▶ Goal: Gather all lines with the word "drej" in them.

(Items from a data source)
%%

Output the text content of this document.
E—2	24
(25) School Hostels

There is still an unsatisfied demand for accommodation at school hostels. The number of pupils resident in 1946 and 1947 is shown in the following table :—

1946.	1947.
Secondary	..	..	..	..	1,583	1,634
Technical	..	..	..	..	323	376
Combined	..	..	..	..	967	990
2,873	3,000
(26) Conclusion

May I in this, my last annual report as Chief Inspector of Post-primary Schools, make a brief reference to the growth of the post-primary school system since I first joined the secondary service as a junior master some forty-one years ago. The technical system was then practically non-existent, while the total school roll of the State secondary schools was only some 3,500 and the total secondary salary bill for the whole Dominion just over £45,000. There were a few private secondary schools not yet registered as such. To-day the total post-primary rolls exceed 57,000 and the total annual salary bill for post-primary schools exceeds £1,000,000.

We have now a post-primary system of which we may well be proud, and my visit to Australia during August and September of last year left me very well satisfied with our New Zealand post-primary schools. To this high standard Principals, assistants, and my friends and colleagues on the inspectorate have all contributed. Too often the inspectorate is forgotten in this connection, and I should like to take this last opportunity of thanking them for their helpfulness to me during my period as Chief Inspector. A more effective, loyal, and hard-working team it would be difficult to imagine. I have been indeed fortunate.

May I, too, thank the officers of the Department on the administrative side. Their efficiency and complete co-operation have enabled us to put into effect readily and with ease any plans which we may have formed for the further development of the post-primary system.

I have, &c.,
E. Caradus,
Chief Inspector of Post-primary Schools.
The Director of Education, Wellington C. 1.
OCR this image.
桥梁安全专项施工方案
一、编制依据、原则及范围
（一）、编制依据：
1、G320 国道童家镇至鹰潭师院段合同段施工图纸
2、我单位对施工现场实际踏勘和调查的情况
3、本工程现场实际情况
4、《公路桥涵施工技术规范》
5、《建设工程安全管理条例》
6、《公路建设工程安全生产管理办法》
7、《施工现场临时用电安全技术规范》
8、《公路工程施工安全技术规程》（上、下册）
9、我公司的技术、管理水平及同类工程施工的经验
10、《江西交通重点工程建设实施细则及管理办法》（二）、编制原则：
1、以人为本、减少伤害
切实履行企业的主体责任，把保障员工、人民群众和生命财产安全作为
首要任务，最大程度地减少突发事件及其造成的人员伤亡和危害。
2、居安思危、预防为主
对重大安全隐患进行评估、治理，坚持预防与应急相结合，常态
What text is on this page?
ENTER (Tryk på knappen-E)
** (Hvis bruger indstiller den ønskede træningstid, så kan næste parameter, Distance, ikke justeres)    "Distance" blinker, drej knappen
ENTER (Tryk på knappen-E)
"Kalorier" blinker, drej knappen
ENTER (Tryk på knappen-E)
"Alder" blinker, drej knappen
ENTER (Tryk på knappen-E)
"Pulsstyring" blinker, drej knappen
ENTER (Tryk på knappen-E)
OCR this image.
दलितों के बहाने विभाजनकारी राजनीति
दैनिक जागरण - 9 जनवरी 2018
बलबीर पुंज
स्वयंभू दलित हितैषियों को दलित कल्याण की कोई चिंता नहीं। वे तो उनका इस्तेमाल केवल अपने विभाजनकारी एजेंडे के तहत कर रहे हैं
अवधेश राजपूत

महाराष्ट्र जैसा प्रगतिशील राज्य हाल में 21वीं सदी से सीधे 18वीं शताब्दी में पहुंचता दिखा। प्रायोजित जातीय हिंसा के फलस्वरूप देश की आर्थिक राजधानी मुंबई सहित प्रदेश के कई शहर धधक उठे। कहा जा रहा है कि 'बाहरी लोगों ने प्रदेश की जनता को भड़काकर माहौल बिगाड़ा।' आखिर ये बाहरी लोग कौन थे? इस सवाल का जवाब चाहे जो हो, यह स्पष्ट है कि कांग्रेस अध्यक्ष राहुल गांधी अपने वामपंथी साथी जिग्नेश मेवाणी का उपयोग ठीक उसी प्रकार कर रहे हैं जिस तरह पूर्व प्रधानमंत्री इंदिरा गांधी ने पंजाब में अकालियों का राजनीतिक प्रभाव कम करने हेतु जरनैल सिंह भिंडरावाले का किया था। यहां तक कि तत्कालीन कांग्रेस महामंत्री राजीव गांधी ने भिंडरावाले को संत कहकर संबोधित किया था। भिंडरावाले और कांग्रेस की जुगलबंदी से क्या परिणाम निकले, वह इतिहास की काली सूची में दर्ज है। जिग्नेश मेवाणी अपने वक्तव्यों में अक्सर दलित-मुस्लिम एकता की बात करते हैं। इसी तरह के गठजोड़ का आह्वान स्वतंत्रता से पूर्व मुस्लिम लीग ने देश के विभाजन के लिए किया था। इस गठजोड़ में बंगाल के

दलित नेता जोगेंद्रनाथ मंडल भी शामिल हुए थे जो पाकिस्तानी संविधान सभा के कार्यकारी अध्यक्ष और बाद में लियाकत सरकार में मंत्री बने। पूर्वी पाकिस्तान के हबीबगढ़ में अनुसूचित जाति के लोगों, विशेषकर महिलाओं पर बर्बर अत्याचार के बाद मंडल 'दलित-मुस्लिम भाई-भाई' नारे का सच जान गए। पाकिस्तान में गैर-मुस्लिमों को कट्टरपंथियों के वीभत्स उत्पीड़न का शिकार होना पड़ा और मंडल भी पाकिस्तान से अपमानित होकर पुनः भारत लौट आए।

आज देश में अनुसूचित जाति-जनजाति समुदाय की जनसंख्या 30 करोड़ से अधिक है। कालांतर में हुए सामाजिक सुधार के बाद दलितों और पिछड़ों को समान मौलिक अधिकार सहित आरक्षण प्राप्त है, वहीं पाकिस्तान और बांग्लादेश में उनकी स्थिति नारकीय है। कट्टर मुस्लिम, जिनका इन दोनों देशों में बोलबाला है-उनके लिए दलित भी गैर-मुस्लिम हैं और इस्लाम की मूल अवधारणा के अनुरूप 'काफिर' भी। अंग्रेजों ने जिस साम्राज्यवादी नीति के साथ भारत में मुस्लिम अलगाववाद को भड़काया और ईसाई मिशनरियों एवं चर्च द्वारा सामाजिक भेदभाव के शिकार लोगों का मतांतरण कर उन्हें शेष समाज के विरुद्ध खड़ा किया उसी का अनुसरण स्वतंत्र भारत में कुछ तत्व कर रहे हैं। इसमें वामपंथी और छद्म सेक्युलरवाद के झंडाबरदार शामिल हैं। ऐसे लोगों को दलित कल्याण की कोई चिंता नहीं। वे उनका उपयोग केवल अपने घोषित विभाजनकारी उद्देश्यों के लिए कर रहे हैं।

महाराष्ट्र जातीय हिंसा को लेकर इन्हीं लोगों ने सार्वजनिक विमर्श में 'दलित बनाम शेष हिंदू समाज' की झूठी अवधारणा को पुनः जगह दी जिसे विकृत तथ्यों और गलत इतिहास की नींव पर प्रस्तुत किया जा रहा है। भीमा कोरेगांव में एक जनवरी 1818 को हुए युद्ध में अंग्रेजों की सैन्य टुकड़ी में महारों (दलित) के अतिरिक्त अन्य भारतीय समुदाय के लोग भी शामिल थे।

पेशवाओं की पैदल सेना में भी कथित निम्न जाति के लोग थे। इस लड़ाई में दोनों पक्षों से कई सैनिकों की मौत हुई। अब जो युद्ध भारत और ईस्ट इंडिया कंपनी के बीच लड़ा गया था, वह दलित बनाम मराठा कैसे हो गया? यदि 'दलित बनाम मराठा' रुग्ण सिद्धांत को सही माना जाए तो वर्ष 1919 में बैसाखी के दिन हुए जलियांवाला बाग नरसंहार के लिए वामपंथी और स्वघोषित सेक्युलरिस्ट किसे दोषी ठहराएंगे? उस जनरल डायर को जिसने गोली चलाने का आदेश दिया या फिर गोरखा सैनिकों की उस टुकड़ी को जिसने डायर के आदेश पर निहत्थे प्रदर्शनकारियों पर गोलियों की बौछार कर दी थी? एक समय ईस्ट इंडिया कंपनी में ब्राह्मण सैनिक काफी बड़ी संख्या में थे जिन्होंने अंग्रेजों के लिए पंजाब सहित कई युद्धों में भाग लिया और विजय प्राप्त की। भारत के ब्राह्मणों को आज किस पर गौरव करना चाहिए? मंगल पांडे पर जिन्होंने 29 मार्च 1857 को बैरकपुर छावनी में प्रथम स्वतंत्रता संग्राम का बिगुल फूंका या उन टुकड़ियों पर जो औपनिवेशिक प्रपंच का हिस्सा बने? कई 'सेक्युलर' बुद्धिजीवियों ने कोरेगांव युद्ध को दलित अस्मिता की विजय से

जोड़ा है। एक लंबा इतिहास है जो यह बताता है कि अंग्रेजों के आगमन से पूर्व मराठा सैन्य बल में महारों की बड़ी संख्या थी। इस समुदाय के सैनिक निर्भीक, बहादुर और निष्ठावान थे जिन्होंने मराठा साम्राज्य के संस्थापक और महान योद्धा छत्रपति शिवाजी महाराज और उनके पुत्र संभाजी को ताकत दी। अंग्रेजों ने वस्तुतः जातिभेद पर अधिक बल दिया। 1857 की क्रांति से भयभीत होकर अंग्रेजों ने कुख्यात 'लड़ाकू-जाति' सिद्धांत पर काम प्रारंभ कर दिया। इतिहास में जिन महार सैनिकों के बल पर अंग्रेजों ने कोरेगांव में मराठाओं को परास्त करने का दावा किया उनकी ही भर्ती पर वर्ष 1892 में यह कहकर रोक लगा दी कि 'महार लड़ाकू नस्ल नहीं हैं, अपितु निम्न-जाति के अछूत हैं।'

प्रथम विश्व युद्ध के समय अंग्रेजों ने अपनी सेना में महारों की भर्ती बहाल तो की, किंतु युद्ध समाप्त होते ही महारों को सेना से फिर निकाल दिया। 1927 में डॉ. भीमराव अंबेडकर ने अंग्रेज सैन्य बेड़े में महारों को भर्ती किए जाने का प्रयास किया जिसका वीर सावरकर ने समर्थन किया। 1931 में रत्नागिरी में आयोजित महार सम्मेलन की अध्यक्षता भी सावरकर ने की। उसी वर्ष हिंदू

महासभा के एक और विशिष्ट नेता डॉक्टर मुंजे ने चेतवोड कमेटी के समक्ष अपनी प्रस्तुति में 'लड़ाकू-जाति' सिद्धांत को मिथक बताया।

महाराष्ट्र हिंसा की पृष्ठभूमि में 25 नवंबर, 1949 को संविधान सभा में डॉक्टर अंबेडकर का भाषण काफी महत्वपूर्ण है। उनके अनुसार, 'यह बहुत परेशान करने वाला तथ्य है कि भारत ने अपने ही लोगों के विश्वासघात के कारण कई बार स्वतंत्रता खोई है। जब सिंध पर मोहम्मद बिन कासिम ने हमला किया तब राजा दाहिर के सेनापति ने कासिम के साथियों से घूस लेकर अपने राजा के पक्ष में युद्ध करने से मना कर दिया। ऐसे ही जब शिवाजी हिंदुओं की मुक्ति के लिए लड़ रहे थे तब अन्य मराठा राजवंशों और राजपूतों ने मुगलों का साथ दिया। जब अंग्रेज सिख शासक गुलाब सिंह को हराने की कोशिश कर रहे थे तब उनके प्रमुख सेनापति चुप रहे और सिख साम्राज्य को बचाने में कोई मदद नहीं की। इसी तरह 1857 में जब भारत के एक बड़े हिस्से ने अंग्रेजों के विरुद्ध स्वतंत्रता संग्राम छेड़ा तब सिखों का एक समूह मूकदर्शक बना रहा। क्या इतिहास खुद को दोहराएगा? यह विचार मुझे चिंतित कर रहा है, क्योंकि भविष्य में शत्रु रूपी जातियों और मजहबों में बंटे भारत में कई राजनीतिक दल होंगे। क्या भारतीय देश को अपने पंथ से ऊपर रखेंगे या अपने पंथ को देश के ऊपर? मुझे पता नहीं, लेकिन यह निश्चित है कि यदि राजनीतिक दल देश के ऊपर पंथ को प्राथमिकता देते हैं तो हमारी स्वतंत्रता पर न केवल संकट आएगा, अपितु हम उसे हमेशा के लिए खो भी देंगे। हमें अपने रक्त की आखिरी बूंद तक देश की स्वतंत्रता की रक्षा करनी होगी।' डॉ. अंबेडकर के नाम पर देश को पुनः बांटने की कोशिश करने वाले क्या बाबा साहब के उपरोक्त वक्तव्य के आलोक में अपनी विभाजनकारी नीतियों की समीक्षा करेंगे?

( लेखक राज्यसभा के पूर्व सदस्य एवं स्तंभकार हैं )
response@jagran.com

%%

▶ Written response:
** (Hvis bruger indstiller den ønskede træningstid, så kan næste parameter, Distance, ikke justeres)    "Distance" blinker, drej knappen
"Kalorier" blinker, drej knappen
"Alder" blinker, drej knappen
"Pulsstyring" blinker, drej knappen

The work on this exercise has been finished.